───── DATA PROVIDED

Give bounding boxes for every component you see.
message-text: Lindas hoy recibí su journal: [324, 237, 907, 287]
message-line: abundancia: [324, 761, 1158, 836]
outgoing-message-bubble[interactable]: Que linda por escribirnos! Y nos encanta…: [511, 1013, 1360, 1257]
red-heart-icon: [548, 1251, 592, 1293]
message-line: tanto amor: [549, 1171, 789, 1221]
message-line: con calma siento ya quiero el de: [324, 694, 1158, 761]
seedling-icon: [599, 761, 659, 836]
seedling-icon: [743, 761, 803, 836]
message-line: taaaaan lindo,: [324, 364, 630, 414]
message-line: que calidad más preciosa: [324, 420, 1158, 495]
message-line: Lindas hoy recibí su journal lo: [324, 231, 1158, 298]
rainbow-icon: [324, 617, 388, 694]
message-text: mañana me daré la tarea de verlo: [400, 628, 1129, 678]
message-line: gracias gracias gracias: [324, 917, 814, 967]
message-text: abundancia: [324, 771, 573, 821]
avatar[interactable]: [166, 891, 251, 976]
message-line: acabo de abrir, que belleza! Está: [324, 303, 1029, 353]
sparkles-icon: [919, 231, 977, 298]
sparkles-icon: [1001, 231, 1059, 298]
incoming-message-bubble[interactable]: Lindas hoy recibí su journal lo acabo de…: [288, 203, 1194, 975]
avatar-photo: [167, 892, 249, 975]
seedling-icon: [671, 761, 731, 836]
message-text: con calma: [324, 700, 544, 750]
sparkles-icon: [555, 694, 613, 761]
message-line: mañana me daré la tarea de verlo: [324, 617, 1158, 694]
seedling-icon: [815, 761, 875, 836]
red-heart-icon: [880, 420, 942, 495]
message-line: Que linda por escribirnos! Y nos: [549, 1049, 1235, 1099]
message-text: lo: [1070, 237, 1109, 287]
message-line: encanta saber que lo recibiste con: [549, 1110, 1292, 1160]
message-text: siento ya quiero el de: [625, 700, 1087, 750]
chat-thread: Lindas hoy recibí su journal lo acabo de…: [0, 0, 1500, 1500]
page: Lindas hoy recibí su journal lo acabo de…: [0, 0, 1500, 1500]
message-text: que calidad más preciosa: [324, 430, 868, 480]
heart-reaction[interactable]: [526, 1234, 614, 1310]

──────────

WHAT THE EXERCISE ASKS: Switch "message-line" to "text-line" in everything from the start of the rows down to the line containing "seedling-icon: [671, 761, 731, 836]", inclusive. Reproduce only those lines, leaving everything else unchanged.

RESPONSE:
Give bounding boxes for every component you see.
message-text: Lindas hoy recibí su journal: [324, 237, 907, 287]
text-line: abundancia: [324, 761, 1158, 836]
outgoing-message-bubble[interactable]: Que linda por escribirnos! Y nos encanta…: [511, 1013, 1360, 1257]
red-heart-icon: [548, 1251, 592, 1293]
text-line: tanto amor: [549, 1171, 789, 1221]
text-line: con calma siento ya quiero el de: [324, 694, 1158, 761]
seedling-icon: [599, 761, 659, 836]
seedling-icon: [743, 761, 803, 836]
text-line: taaaaan lindo,: [324, 364, 630, 414]
text-line: que calidad más preciosa: [324, 420, 1158, 495]
text-line: Lindas hoy recibí su journal lo: [324, 231, 1158, 298]
rainbow-icon: [324, 617, 388, 694]
message-text: mañana me daré la tarea de verlo: [400, 628, 1129, 678]
text-line: gracias gracias gracias: [324, 917, 814, 967]
message-text: abundancia: [324, 771, 573, 821]
avatar[interactable]: [166, 891, 251, 976]
text-line: acabo de abrir, que belleza! Está: [324, 303, 1029, 353]
sparkles-icon: [919, 231, 977, 298]
sparkles-icon: [1001, 231, 1059, 298]
incoming-message-bubble[interactable]: Lindas hoy recibí su journal lo acabo de…: [288, 203, 1194, 975]
avatar-photo: [167, 892, 249, 975]
seedling-icon: [671, 761, 731, 836]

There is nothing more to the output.